Data for this task:
++++++

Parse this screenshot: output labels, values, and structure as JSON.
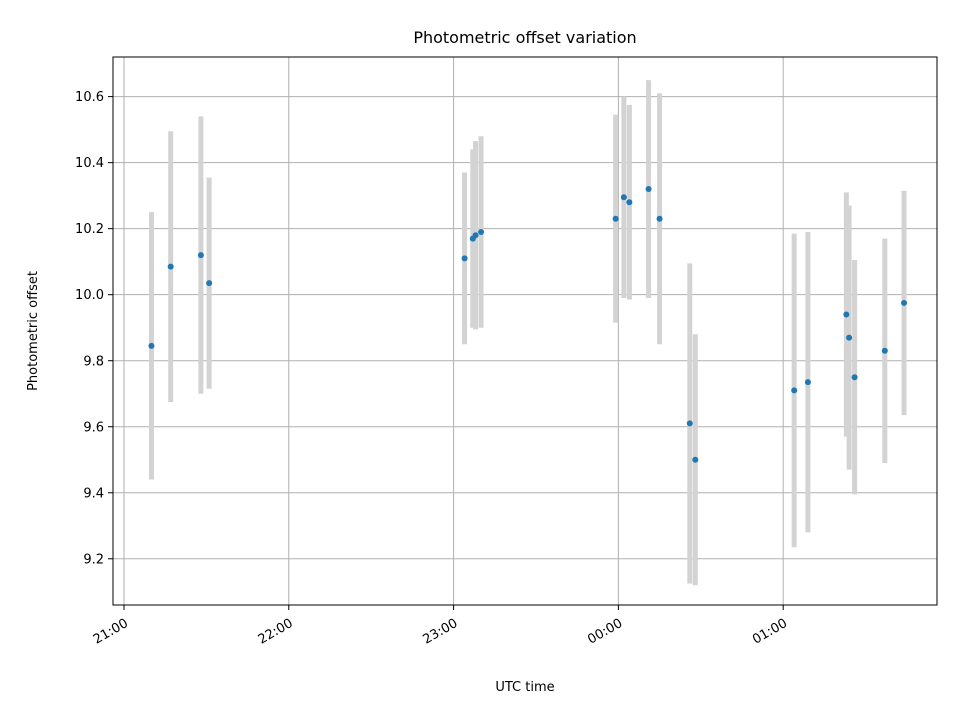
{
  "chart_data": {
    "type": "scatter",
    "title": "Photometric offset variation",
    "xlabel": "UTC time",
    "ylabel": "Photometric offset",
    "grid": true,
    "x_axis_kind": "time (hours after 21:00 UTC)",
    "xlim": [
      "20:56",
      "25:56"
    ],
    "ylim": [
      9.06,
      10.72
    ],
    "x_ticks": [
      {
        "label": "21:00",
        "value": "21:00"
      },
      {
        "label": "22:00",
        "value": "22:00"
      },
      {
        "label": "23:00",
        "value": "23:00"
      },
      {
        "label": "00:00",
        "value": "00:00"
      },
      {
        "label": "01:00",
        "value": "01:00"
      }
    ],
    "y_ticks": [
      9.2,
      9.4,
      9.6,
      9.8,
      10.0,
      10.2,
      10.4,
      10.6
    ],
    "y_tick_labels": [
      "9.2",
      "9.4",
      "9.6",
      "9.8",
      "10.0",
      "10.2",
      "10.4",
      "10.6"
    ],
    "point_color": "#1f77b4",
    "errorbar_color": "#d3d3d3",
    "series": [
      {
        "points": [
          {
            "t": "21:10",
            "y": 9.845,
            "err": 0.405
          },
          {
            "t": "21:17",
            "y": 10.085,
            "err": 0.41
          },
          {
            "t": "21:28",
            "y": 10.12,
            "err": 0.42
          },
          {
            "t": "21:31",
            "y": 10.035,
            "err": 0.32
          },
          {
            "t": "23:04",
            "y": 10.11,
            "err": 0.26
          },
          {
            "t": "23:07",
            "y": 10.17,
            "err": 0.27
          },
          {
            "t": "23:08",
            "y": 10.18,
            "err": 0.285
          },
          {
            "t": "23:10",
            "y": 10.19,
            "err": 0.29
          },
          {
            "t": "23:59",
            "y": 10.23,
            "err": 0.315
          },
          {
            "t": "00:02",
            "y": 10.295,
            "err": 0.305
          },
          {
            "t": "00:04",
            "y": 10.28,
            "err": 0.295
          },
          {
            "t": "00:11",
            "y": 10.32,
            "err": 0.33
          },
          {
            "t": "00:15",
            "y": 10.23,
            "err": 0.38
          },
          {
            "t": "00:26",
            "y": 9.61,
            "err": 0.485
          },
          {
            "t": "00:28",
            "y": 9.5,
            "err": 0.38
          },
          {
            "t": "01:04",
            "y": 9.71,
            "err": 0.475
          },
          {
            "t": "01:09",
            "y": 9.735,
            "err": 0.455
          },
          {
            "t": "01:23",
            "y": 9.94,
            "err": 0.37
          },
          {
            "t": "01:24",
            "y": 9.87,
            "err": 0.4
          },
          {
            "t": "01:26",
            "y": 9.75,
            "err": 0.355
          },
          {
            "t": "01:37",
            "y": 9.83,
            "err": 0.34
          },
          {
            "t": "01:44",
            "y": 9.975,
            "err": 0.34
          }
        ]
      }
    ]
  }
}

++++++

Exercise instructions:
Give back the entries verbatim. Do not include any picture.

Solution to this exercise:
Parse this screenshot: output labels, values, and structure as JSON.
{
  "chart_data": {
    "type": "scatter",
    "title": "Photometric offset variation",
    "xlabel": "UTC time",
    "ylabel": "Photometric offset",
    "grid": true,
    "x_axis_kind": "time (hours after 21:00 UTC)",
    "xlim": [
      "20:56",
      "25:56"
    ],
    "ylim": [
      9.06,
      10.72
    ],
    "x_ticks": [
      {
        "label": "21:00",
        "value": "21:00"
      },
      {
        "label": "22:00",
        "value": "22:00"
      },
      {
        "label": "23:00",
        "value": "23:00"
      },
      {
        "label": "00:00",
        "value": "00:00"
      },
      {
        "label": "01:00",
        "value": "01:00"
      }
    ],
    "y_ticks": [
      9.2,
      9.4,
      9.6,
      9.8,
      10.0,
      10.2,
      10.4,
      10.6
    ],
    "y_tick_labels": [
      "9.2",
      "9.4",
      "9.6",
      "9.8",
      "10.0",
      "10.2",
      "10.4",
      "10.6"
    ],
    "point_color": "#1f77b4",
    "errorbar_color": "#d3d3d3",
    "series": [
      {
        "points": [
          {
            "t": "21:10",
            "y": 9.845,
            "err": 0.405
          },
          {
            "t": "21:17",
            "y": 10.085,
            "err": 0.41
          },
          {
            "t": "21:28",
            "y": 10.12,
            "err": 0.42
          },
          {
            "t": "21:31",
            "y": 10.035,
            "err": 0.32
          },
          {
            "t": "23:04",
            "y": 10.11,
            "err": 0.26
          },
          {
            "t": "23:07",
            "y": 10.17,
            "err": 0.27
          },
          {
            "t": "23:08",
            "y": 10.18,
            "err": 0.285
          },
          {
            "t": "23:10",
            "y": 10.19,
            "err": 0.29
          },
          {
            "t": "23:59",
            "y": 10.23,
            "err": 0.315
          },
          {
            "t": "00:02",
            "y": 10.295,
            "err": 0.305
          },
          {
            "t": "00:04",
            "y": 10.28,
            "err": 0.295
          },
          {
            "t": "00:11",
            "y": 10.32,
            "err": 0.33
          },
          {
            "t": "00:15",
            "y": 10.23,
            "err": 0.38
          },
          {
            "t": "00:26",
            "y": 9.61,
            "err": 0.485
          },
          {
            "t": "00:28",
            "y": 9.5,
            "err": 0.38
          },
          {
            "t": "01:04",
            "y": 9.71,
            "err": 0.475
          },
          {
            "t": "01:09",
            "y": 9.735,
            "err": 0.455
          },
          {
            "t": "01:23",
            "y": 9.94,
            "err": 0.37
          },
          {
            "t": "01:24",
            "y": 9.87,
            "err": 0.4
          },
          {
            "t": "01:26",
            "y": 9.75,
            "err": 0.355
          },
          {
            "t": "01:37",
            "y": 9.83,
            "err": 0.34
          },
          {
            "t": "01:44",
            "y": 9.975,
            "err": 0.34
          }
        ]
      }
    ]
  }
}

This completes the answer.